__Written request__. Give only one thing: the number of lines that include the word "many".

__Material supplied__.
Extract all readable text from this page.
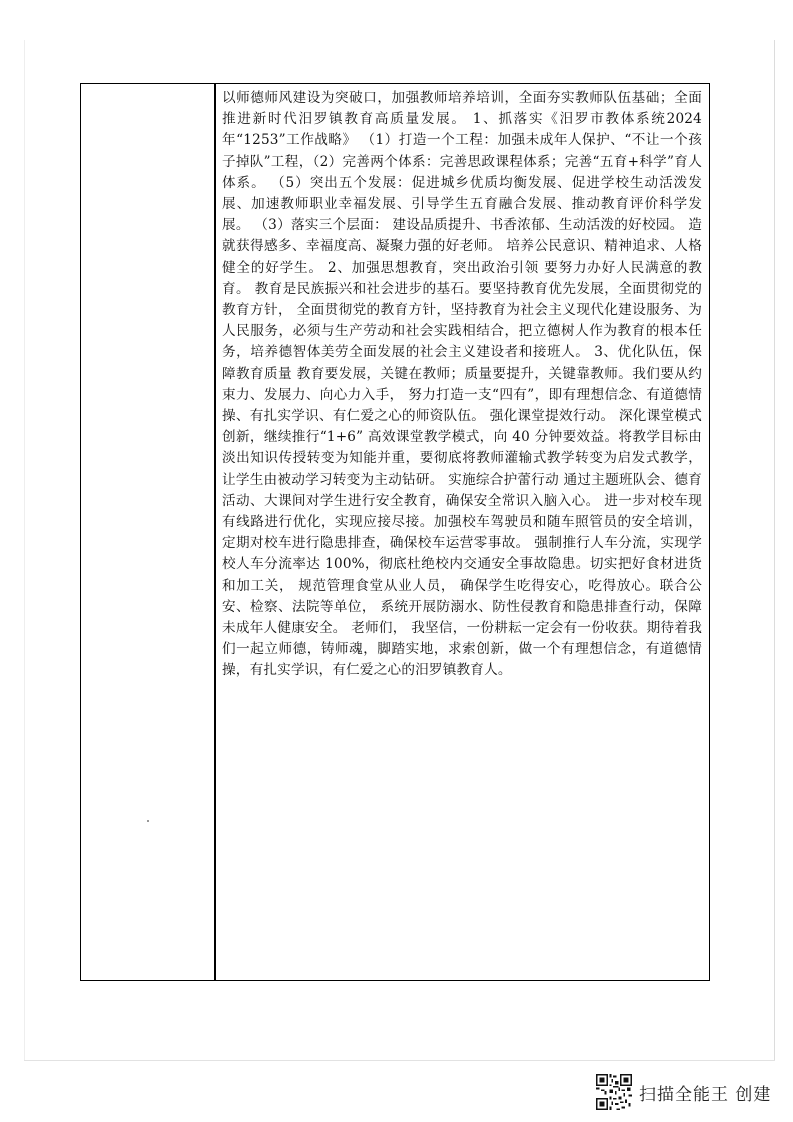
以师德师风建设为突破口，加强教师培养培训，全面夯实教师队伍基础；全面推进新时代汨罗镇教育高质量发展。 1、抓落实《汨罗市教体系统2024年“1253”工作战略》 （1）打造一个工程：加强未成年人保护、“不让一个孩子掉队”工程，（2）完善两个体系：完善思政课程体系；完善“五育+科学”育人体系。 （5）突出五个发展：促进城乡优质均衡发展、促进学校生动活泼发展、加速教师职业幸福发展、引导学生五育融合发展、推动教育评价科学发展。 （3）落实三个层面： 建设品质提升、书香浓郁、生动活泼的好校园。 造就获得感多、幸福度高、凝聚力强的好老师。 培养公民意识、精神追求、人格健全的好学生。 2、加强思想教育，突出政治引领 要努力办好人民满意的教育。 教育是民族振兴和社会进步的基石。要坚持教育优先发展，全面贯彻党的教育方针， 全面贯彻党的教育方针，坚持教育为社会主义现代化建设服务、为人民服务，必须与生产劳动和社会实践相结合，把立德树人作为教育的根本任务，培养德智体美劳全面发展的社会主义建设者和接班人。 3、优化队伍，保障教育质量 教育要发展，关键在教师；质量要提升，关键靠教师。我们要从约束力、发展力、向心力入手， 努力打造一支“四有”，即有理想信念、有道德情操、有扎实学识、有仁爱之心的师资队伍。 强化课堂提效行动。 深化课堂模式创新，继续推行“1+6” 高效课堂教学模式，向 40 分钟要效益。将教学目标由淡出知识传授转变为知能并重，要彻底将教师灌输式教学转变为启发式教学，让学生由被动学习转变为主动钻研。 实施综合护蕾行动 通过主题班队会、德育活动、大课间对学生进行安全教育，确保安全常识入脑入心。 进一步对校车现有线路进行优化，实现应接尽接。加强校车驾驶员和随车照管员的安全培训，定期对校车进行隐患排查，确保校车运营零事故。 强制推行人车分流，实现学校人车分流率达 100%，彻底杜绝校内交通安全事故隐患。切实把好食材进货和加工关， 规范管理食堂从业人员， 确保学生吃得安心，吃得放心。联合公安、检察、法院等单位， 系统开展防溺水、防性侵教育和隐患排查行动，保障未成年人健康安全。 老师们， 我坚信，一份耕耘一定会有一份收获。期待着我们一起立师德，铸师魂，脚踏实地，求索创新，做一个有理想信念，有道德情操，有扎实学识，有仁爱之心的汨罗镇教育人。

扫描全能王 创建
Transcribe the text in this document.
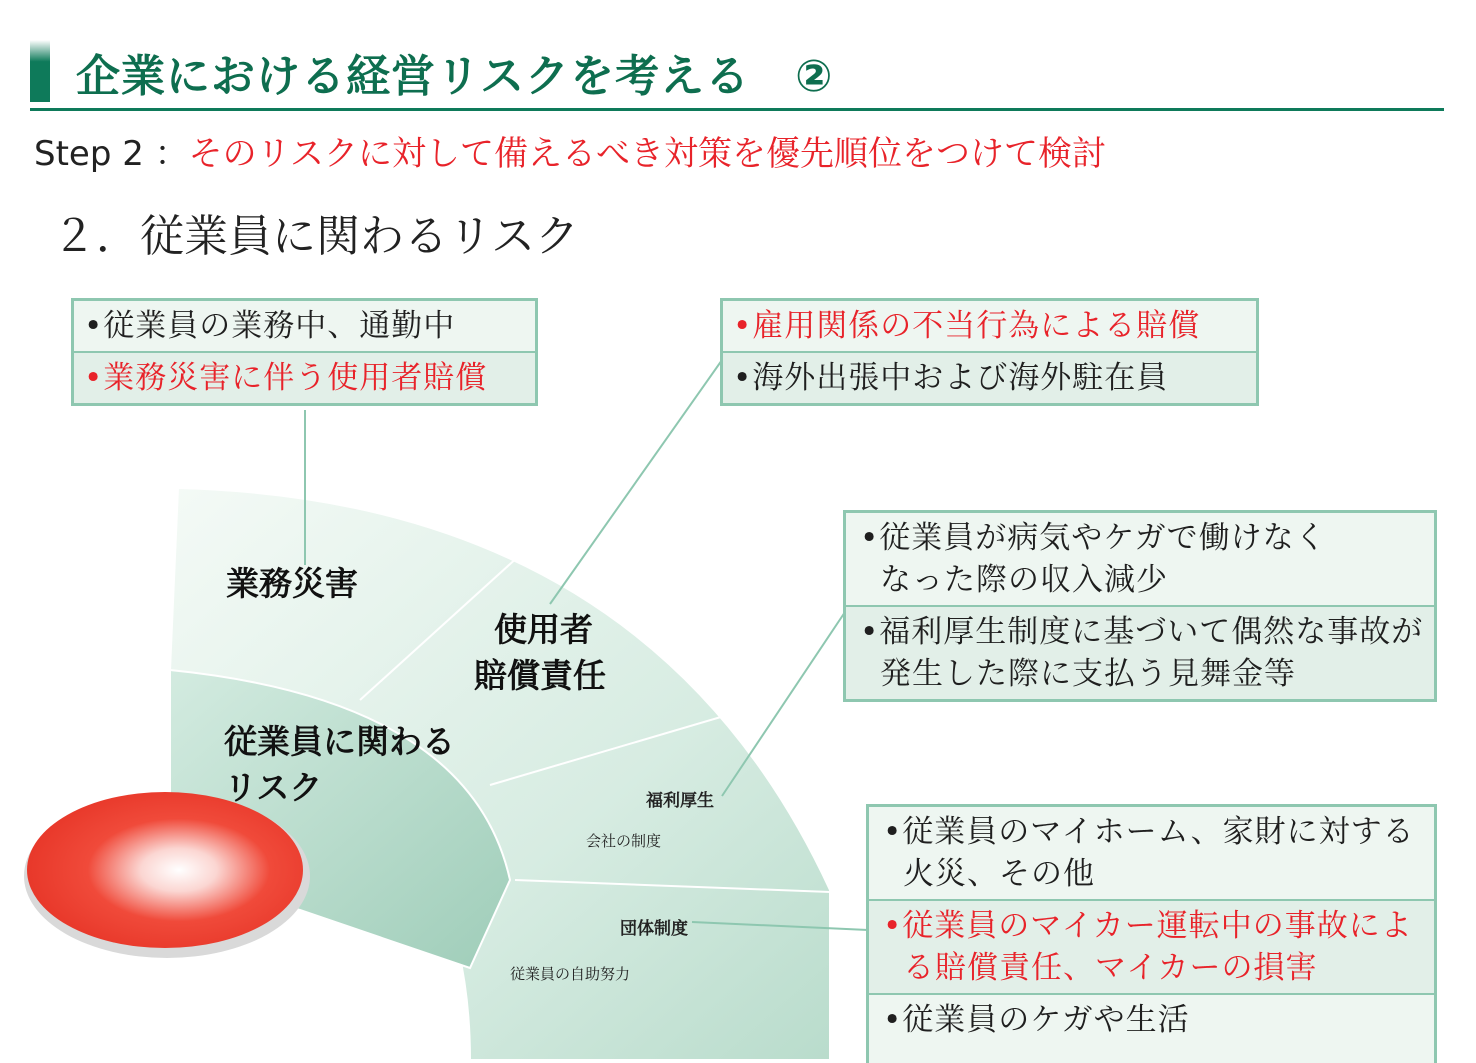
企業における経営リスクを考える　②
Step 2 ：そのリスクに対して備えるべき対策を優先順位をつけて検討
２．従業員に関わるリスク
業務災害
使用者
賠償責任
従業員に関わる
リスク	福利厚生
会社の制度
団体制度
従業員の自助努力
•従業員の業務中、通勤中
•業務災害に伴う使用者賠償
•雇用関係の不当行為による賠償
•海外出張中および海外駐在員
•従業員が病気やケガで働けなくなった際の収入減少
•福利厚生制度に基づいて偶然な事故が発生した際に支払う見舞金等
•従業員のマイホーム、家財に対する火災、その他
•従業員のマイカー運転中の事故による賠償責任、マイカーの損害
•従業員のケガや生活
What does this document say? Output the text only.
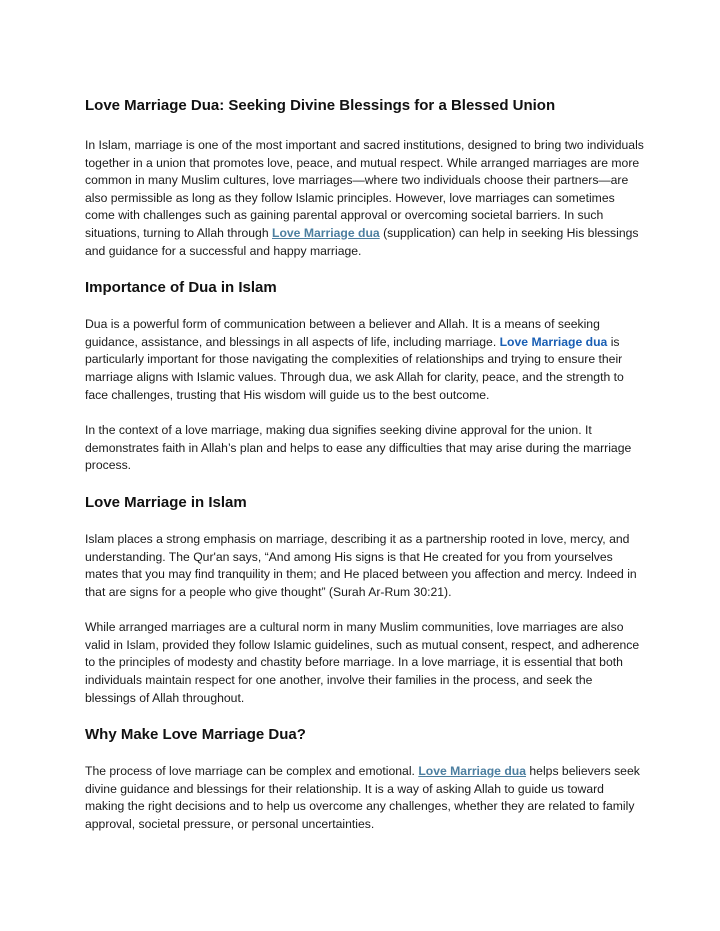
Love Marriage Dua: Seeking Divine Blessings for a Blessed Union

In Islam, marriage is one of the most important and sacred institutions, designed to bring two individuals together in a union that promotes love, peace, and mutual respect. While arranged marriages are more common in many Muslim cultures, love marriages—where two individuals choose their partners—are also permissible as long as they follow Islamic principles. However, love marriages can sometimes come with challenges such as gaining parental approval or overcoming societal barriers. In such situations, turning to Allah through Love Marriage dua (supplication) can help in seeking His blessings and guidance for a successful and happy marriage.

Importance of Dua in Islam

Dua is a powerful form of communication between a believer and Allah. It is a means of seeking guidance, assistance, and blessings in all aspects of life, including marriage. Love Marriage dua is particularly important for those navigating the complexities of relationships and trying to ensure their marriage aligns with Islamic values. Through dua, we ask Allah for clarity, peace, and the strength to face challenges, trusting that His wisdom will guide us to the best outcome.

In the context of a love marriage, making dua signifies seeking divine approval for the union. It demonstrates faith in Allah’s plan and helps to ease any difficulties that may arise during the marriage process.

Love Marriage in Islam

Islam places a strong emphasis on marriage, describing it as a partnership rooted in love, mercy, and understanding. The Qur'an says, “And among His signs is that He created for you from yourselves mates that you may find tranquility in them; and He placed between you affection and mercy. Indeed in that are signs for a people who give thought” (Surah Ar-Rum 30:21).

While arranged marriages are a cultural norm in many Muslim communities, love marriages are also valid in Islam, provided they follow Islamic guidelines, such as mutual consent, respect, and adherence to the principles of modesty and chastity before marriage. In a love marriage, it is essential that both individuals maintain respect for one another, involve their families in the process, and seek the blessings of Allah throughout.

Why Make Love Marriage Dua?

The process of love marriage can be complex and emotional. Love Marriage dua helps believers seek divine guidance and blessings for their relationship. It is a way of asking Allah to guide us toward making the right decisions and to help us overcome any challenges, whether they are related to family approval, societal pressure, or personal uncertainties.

__Exercise result__. 2